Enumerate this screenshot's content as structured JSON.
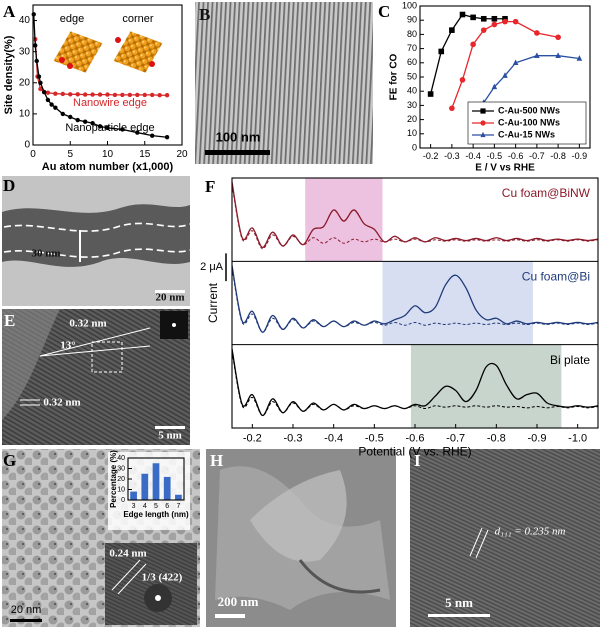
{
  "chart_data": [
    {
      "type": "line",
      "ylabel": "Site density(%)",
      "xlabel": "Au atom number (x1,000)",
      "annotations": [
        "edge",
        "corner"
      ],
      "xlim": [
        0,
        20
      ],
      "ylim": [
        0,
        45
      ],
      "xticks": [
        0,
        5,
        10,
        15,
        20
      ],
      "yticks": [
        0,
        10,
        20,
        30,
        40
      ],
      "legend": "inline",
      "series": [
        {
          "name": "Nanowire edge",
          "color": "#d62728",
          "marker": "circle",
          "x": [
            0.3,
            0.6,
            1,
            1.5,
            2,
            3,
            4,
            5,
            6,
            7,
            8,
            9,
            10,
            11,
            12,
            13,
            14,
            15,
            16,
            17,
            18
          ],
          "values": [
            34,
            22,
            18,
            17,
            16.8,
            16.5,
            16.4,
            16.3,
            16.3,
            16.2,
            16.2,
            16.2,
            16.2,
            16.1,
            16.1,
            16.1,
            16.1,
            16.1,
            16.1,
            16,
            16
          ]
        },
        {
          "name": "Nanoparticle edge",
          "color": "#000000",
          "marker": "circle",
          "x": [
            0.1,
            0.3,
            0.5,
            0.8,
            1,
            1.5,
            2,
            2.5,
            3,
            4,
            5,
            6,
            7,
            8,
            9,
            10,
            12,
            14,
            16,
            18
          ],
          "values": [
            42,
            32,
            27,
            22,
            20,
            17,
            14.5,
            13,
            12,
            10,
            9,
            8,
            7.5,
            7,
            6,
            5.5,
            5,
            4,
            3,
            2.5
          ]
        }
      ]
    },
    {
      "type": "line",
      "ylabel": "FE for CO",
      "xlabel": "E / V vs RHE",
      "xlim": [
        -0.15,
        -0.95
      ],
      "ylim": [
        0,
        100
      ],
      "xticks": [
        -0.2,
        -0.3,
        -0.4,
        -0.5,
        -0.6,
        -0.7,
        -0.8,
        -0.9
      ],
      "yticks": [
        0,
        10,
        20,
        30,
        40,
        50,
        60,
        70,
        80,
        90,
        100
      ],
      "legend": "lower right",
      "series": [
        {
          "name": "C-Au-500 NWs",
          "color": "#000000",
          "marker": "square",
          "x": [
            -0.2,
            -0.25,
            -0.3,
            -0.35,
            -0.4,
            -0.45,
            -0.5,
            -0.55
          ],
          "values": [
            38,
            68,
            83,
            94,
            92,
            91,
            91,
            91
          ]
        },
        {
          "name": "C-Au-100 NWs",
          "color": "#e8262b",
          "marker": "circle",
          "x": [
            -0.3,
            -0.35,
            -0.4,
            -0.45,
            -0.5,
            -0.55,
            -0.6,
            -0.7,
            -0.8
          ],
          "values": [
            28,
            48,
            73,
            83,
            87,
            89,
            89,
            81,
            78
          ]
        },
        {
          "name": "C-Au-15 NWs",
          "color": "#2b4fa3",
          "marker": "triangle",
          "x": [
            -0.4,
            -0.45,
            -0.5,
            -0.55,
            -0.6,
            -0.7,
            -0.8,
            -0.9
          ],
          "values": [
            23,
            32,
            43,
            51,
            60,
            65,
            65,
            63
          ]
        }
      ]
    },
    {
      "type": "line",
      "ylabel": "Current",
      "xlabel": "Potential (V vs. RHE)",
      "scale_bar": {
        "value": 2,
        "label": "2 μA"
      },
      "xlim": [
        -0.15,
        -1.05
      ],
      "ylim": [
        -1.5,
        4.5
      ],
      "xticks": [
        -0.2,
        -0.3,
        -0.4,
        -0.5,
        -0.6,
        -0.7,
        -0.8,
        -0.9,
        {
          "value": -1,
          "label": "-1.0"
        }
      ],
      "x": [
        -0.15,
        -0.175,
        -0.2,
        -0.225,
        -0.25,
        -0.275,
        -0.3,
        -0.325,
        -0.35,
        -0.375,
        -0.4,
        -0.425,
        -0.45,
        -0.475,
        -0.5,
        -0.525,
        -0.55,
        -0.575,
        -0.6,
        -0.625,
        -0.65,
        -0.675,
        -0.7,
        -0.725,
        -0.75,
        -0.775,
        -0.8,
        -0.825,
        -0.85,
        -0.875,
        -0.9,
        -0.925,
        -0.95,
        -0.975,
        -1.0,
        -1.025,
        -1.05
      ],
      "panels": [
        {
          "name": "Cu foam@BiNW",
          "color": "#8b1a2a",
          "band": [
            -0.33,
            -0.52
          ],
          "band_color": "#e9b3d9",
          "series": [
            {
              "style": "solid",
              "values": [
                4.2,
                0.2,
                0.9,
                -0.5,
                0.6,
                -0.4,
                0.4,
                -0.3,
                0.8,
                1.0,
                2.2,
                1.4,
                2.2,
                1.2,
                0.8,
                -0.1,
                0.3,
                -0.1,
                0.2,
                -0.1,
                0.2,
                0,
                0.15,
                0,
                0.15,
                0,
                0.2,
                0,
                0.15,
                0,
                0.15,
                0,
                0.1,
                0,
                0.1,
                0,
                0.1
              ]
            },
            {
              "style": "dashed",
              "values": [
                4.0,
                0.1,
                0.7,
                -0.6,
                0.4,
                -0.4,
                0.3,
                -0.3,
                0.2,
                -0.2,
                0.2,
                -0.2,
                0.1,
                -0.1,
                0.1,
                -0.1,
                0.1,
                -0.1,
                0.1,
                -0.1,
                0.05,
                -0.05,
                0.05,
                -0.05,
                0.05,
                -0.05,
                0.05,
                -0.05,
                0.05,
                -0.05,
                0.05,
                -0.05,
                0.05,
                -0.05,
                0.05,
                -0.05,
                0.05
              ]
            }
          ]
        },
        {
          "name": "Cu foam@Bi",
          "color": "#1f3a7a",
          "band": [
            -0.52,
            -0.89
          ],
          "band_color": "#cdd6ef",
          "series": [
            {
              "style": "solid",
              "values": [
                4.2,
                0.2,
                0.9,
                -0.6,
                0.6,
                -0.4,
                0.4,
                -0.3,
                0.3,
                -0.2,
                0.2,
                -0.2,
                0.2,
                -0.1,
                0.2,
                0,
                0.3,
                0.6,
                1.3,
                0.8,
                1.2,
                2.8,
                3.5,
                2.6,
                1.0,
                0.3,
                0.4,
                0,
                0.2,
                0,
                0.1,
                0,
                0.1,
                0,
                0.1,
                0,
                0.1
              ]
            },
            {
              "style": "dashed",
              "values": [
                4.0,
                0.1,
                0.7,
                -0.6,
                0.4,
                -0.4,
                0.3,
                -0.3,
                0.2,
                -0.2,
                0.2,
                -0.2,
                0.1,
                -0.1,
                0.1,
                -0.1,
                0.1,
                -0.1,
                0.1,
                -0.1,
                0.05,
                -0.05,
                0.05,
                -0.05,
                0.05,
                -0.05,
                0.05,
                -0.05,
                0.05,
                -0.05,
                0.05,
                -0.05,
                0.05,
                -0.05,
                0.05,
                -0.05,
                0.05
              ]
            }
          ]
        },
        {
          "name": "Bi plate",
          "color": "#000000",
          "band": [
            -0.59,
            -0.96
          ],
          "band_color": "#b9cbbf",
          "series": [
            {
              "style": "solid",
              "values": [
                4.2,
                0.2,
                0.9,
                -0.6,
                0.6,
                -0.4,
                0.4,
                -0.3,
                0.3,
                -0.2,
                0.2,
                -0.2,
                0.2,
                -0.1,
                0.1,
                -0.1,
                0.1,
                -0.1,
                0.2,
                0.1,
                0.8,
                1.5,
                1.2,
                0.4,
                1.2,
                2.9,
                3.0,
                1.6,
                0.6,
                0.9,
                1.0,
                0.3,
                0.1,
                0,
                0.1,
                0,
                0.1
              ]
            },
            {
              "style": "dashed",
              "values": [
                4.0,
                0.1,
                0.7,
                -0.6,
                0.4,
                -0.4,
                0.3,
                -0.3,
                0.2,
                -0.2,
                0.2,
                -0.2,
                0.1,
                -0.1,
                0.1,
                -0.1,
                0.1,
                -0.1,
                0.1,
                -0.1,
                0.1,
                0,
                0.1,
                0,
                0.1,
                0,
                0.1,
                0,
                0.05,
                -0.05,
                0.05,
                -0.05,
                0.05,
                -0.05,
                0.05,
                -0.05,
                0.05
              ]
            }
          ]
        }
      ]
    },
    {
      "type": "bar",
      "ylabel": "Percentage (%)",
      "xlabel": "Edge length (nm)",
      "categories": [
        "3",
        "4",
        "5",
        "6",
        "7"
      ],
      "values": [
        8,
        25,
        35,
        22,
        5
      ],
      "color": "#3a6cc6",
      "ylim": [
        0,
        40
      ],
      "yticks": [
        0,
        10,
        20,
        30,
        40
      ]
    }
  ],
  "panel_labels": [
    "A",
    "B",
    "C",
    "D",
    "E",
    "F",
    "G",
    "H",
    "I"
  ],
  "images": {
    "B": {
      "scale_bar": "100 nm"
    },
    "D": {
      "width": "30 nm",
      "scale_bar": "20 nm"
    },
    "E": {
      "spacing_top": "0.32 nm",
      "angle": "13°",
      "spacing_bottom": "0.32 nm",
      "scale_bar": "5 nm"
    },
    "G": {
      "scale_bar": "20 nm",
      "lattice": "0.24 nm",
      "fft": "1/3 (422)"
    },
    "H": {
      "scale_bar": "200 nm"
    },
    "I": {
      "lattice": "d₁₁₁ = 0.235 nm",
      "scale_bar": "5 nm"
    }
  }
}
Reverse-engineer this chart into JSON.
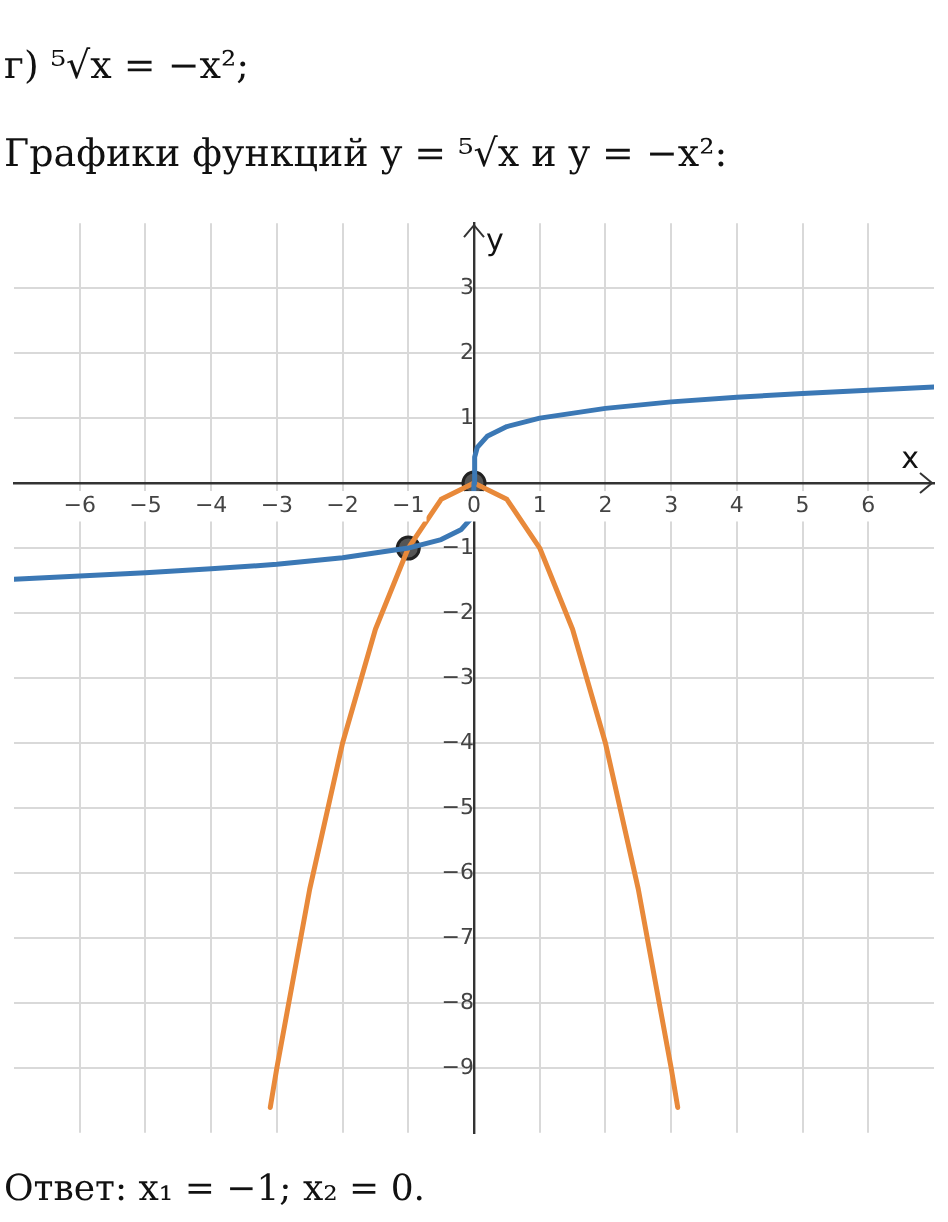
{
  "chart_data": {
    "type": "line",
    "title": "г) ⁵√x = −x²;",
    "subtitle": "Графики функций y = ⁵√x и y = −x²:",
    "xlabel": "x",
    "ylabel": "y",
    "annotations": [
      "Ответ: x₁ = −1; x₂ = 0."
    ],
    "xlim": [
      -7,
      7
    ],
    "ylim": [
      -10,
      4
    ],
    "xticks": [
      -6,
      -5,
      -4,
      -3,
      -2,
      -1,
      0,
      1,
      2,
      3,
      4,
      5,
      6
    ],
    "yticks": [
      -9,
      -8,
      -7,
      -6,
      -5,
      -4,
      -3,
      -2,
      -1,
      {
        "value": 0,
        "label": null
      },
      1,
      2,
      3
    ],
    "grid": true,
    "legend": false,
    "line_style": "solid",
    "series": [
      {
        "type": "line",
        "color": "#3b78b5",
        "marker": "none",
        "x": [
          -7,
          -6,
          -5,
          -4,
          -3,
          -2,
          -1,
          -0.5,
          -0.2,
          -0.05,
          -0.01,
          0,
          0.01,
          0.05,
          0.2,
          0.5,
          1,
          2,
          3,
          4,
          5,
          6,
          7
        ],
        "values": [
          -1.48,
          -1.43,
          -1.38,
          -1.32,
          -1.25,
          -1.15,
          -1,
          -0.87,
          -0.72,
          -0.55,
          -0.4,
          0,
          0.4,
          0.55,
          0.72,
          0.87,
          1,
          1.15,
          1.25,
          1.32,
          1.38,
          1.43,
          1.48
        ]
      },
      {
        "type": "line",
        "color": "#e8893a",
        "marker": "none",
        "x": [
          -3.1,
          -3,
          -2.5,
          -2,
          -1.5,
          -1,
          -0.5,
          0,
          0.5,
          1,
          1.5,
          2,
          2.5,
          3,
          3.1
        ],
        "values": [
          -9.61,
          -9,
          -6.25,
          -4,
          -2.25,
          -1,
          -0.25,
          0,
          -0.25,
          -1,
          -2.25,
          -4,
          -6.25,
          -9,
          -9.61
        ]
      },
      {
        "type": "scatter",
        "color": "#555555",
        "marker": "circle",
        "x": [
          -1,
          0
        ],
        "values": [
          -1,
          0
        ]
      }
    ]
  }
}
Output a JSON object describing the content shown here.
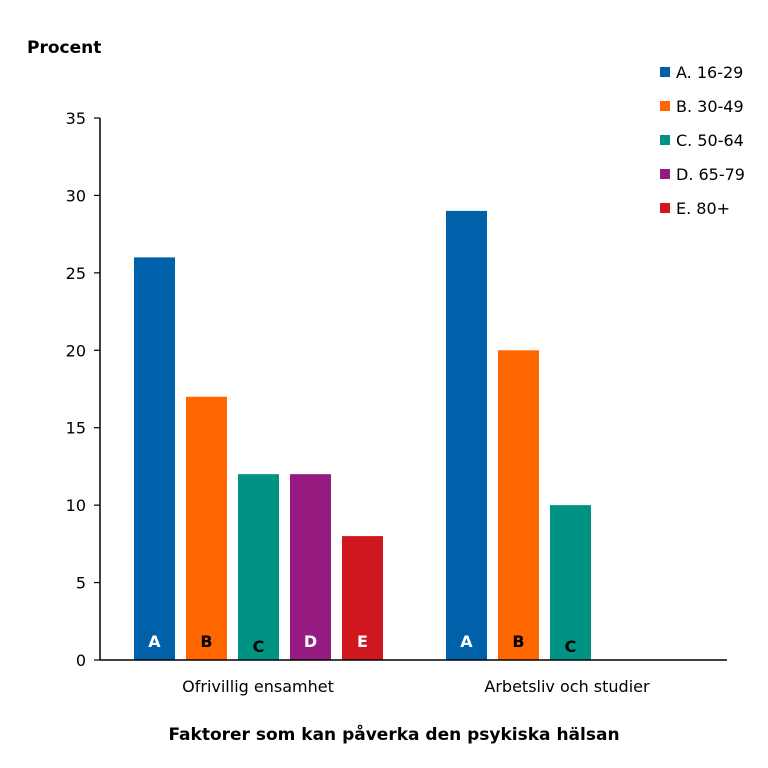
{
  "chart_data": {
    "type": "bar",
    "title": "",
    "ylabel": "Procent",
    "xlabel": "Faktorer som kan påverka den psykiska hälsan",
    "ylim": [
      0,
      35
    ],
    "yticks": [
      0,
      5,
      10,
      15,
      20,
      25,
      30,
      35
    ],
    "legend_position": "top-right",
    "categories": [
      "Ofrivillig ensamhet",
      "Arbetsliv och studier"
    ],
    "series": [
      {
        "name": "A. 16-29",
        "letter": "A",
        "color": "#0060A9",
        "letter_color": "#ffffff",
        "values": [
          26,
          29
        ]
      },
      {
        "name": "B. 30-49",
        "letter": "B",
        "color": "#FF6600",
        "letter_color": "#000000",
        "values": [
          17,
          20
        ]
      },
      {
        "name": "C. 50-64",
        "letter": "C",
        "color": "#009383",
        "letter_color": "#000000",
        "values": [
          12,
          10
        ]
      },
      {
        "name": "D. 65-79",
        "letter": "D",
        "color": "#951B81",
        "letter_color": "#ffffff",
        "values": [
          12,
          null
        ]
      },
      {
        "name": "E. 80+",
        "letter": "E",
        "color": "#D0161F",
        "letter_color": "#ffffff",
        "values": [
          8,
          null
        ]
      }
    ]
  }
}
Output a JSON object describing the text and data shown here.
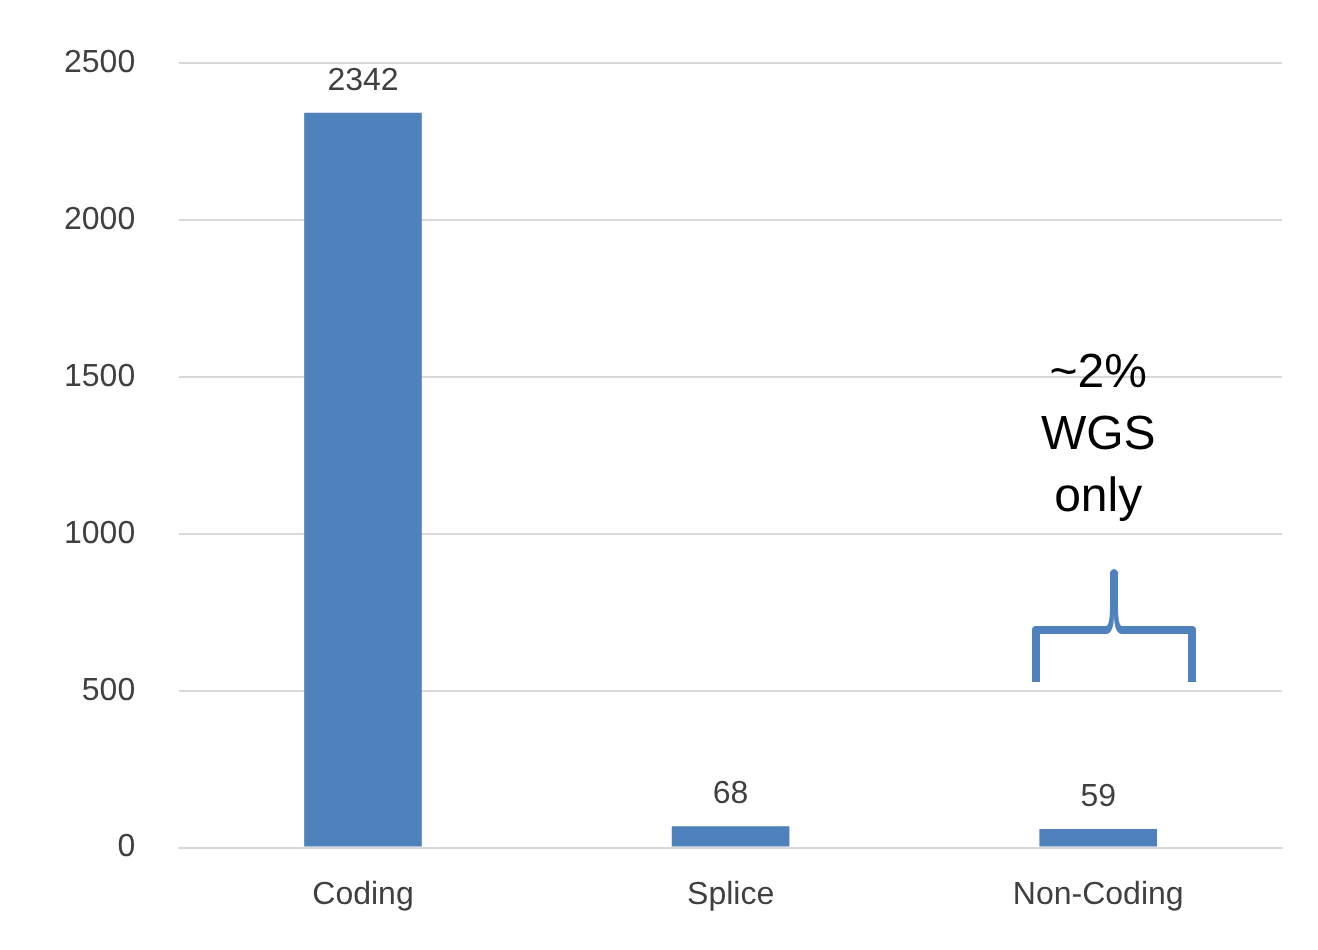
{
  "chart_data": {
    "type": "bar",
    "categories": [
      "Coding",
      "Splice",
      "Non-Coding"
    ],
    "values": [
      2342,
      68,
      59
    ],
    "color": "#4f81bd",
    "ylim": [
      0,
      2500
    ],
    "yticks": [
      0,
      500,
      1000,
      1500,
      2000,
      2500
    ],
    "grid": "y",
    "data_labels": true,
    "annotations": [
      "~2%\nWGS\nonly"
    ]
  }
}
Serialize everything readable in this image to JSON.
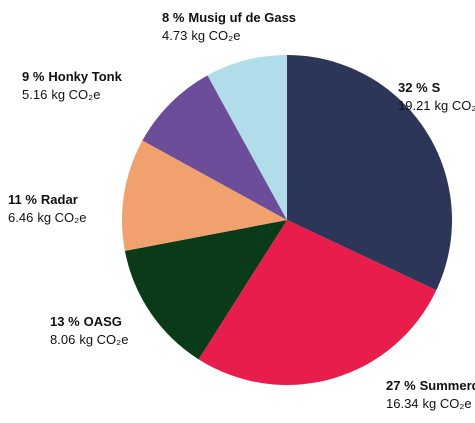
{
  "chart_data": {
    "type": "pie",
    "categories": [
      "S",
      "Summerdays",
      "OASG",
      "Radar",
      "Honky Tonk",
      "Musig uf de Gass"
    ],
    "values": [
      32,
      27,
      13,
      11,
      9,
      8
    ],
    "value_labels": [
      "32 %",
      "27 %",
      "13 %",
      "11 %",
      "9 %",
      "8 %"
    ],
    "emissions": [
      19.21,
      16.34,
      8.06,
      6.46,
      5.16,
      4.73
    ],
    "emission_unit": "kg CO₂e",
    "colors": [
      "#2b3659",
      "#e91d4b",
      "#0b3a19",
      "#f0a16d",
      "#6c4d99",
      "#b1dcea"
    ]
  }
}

◆ TASK GOAL: Check each line of the entries for the string "xlabel". Copy the lines that have it.

◆ THE COMPLETED TASK:
      "xlabel": "Au atom number (x1,000)",
      "xlabel": "E / V vs RHE",
      "xlabel": "Potential (V vs. RHE)",
      "xlabel": "Edge length (nm)",
    "xlabel": "x",
    "xlabel": "Faktorer som kan påverka den psykiska hälsan",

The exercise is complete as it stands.